■ **Short problem**
Establish how many lines in the material include the string "Call" and report it as a lone number.

■ **Exercise inputs**
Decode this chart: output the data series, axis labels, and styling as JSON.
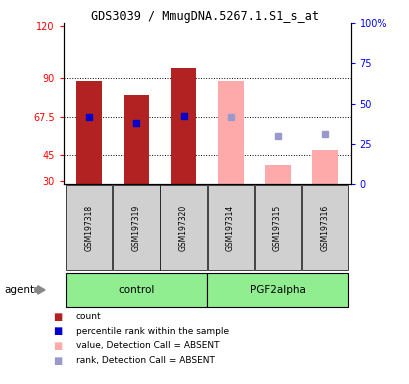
{
  "title": "GDS3039 / MmugDNA.5267.1.S1_s_at",
  "samples": [
    "GSM197318",
    "GSM197319",
    "GSM197320",
    "GSM197314",
    "GSM197315",
    "GSM197316"
  ],
  "group_labels": [
    "control",
    "PGF2alpha"
  ],
  "ylim_left": [
    28,
    122
  ],
  "ylim_right": [
    0,
    100
  ],
  "yticks_left": [
    30,
    45,
    67.5,
    90,
    120
  ],
  "yticks_right": [
    0,
    25,
    50,
    75,
    100
  ],
  "ytick_labels_right": [
    "0",
    "25",
    "50",
    "75",
    "100%"
  ],
  "hlines": [
    45,
    67.5,
    90
  ],
  "bar_color_present": "#b22222",
  "bar_color_absent": "#ffaaaa",
  "rank_color_present": "#0000cc",
  "rank_color_absent": "#9999cc",
  "count_values": [
    88.5,
    80.0,
    96.0,
    null,
    null,
    null
  ],
  "count_absent_values": [
    null,
    null,
    null,
    88.0,
    39.0,
    48.0
  ],
  "rank_values": [
    67.5,
    63.5,
    68.0,
    null,
    null,
    null
  ],
  "rank_absent_values": [
    null,
    null,
    null,
    67.5,
    56.0,
    57.5
  ],
  "bar_bottom": 28,
  "legend_items": [
    {
      "color": "#b22222",
      "label": "count"
    },
    {
      "color": "#0000cc",
      "label": "percentile rank within the sample"
    },
    {
      "color": "#ffaaaa",
      "label": "value, Detection Call = ABSENT"
    },
    {
      "color": "#9999cc",
      "label": "rank, Detection Call = ABSENT"
    }
  ]
}
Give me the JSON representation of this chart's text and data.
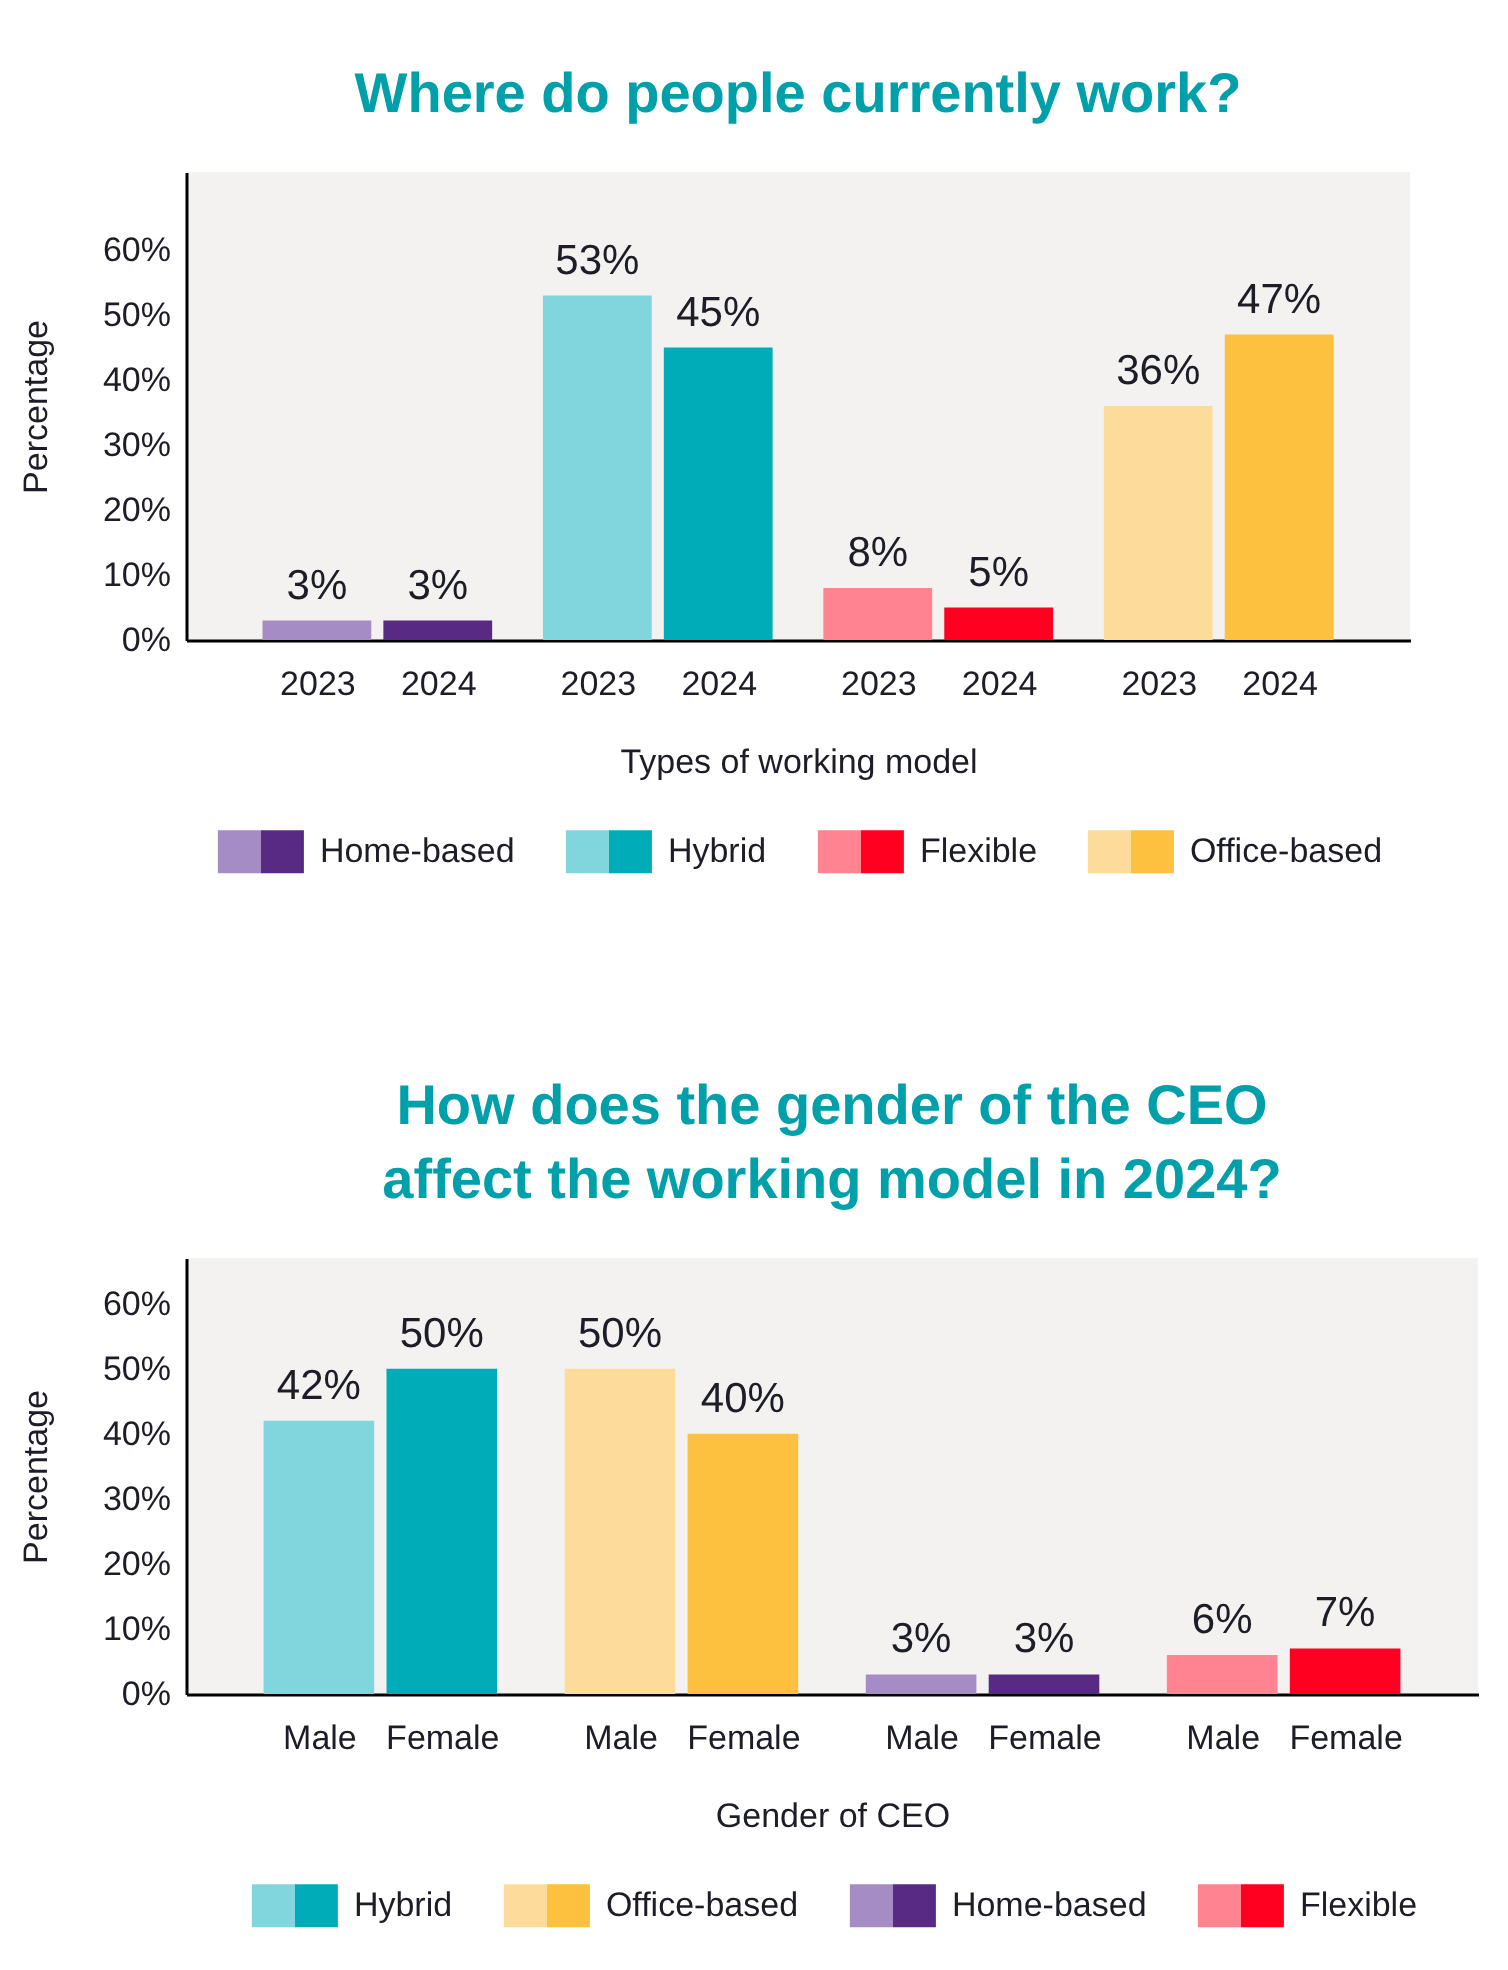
{
  "chart_data": [
    {
      "type": "bar",
      "title": "Where do people currently work?",
      "xlabel": "Types of working model",
      "ylabel": "Percentage",
      "categories": [
        "2023",
        "2024",
        "2023",
        "2024",
        "2023",
        "2024",
        "2023",
        "2024"
      ],
      "series": [
        {
          "name": "Home-based",
          "colors": [
            "#a68cc4",
            "#582a84",
            null,
            null,
            null,
            null,
            null,
            null
          ],
          "values": [
            3,
            3,
            null,
            null,
            null,
            null,
            null,
            null
          ],
          "value_labels": [
            "3%",
            "3%",
            null,
            null,
            null,
            null,
            null,
            null
          ]
        },
        {
          "name": "Hybrid",
          "colors": [
            null,
            null,
            "#80d6dc",
            "#00acb8",
            null,
            null,
            null,
            null
          ],
          "values": [
            null,
            null,
            53,
            45,
            null,
            null,
            null,
            null
          ],
          "value_labels": [
            null,
            null,
            "53%",
            "45%",
            null,
            null,
            null,
            null
          ]
        },
        {
          "name": "Flexible",
          "colors": [
            null,
            null,
            null,
            null,
            "#ff8391",
            "#ff0020",
            null,
            null
          ],
          "values": [
            null,
            null,
            null,
            null,
            8,
            5,
            null,
            null
          ],
          "value_labels": [
            null,
            null,
            null,
            null,
            "8%",
            "5%",
            null,
            null
          ]
        },
        {
          "name": "Office-based",
          "colors": [
            null,
            null,
            null,
            null,
            null,
            null,
            "#fddc9b",
            "#fdc13f"
          ],
          "values": [
            null,
            null,
            null,
            null,
            null,
            null,
            36,
            47
          ],
          "value_labels": [
            null,
            null,
            null,
            null,
            null,
            null,
            "36%",
            "47%"
          ]
        }
      ],
      "ylim": [
        0,
        72
      ],
      "yticks": [
        {
          "value": 0,
          "label": "0%"
        },
        {
          "value": 10,
          "label": "10%"
        },
        {
          "value": 20,
          "label": "20%"
        },
        {
          "value": 30,
          "label": "30%"
        },
        {
          "value": 40,
          "label": "40%"
        },
        {
          "value": 50,
          "label": "50%"
        },
        {
          "value": 60,
          "label": "60%"
        }
      ],
      "legend": "bottom"
    },
    {
      "type": "bar",
      "title": "How does the gender of the CEO affect the working model in 2024?",
      "xlabel": "Gender of CEO",
      "ylabel": "Percentage",
      "categories": [
        "Male",
        "Female",
        "Male",
        "Female",
        "Male",
        "Female",
        "Male",
        "Female"
      ],
      "series": [
        {
          "name": "Hybrid",
          "colors": [
            "#80d6dc",
            "#00acb8",
            null,
            null,
            null,
            null,
            null,
            null
          ],
          "values": [
            42,
            50,
            null,
            null,
            null,
            null,
            null,
            null
          ],
          "value_labels": [
            "42%",
            "50%",
            null,
            null,
            null,
            null,
            null,
            null
          ]
        },
        {
          "name": "Office-based",
          "colors": [
            null,
            null,
            "#fddc9b",
            "#fdc13f",
            null,
            null,
            null,
            null
          ],
          "values": [
            null,
            null,
            50,
            40,
            null,
            null,
            null,
            null
          ],
          "value_labels": [
            null,
            null,
            "50%",
            "40%",
            null,
            null,
            null,
            null
          ]
        },
        {
          "name": "Home-based",
          "colors": [
            null,
            null,
            null,
            null,
            "#a68cc4",
            "#582a84",
            null,
            null
          ],
          "values": [
            null,
            null,
            null,
            null,
            3,
            3,
            null,
            null
          ],
          "value_labels": [
            null,
            null,
            null,
            null,
            "3%",
            "3%",
            null,
            null
          ]
        },
        {
          "name": "Flexible",
          "colors": [
            null,
            null,
            null,
            null,
            null,
            null,
            "#ff8391",
            "#ff0020"
          ],
          "values": [
            null,
            null,
            null,
            null,
            null,
            null,
            6,
            7
          ],
          "value_labels": [
            null,
            null,
            null,
            null,
            null,
            null,
            "6%",
            "7%"
          ]
        }
      ],
      "ylim": [
        0,
        67
      ],
      "yticks": [
        {
          "value": 0,
          "label": "0%"
        },
        {
          "value": 10,
          "label": "10%"
        },
        {
          "value": 20,
          "label": "20%"
        },
        {
          "value": 30,
          "label": "30%"
        },
        {
          "value": 40,
          "label": "40%"
        },
        {
          "value": 50,
          "label": "50%"
        },
        {
          "value": 60,
          "label": "60%"
        }
      ],
      "legend": "bottom"
    }
  ]
}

■ **Solution**
2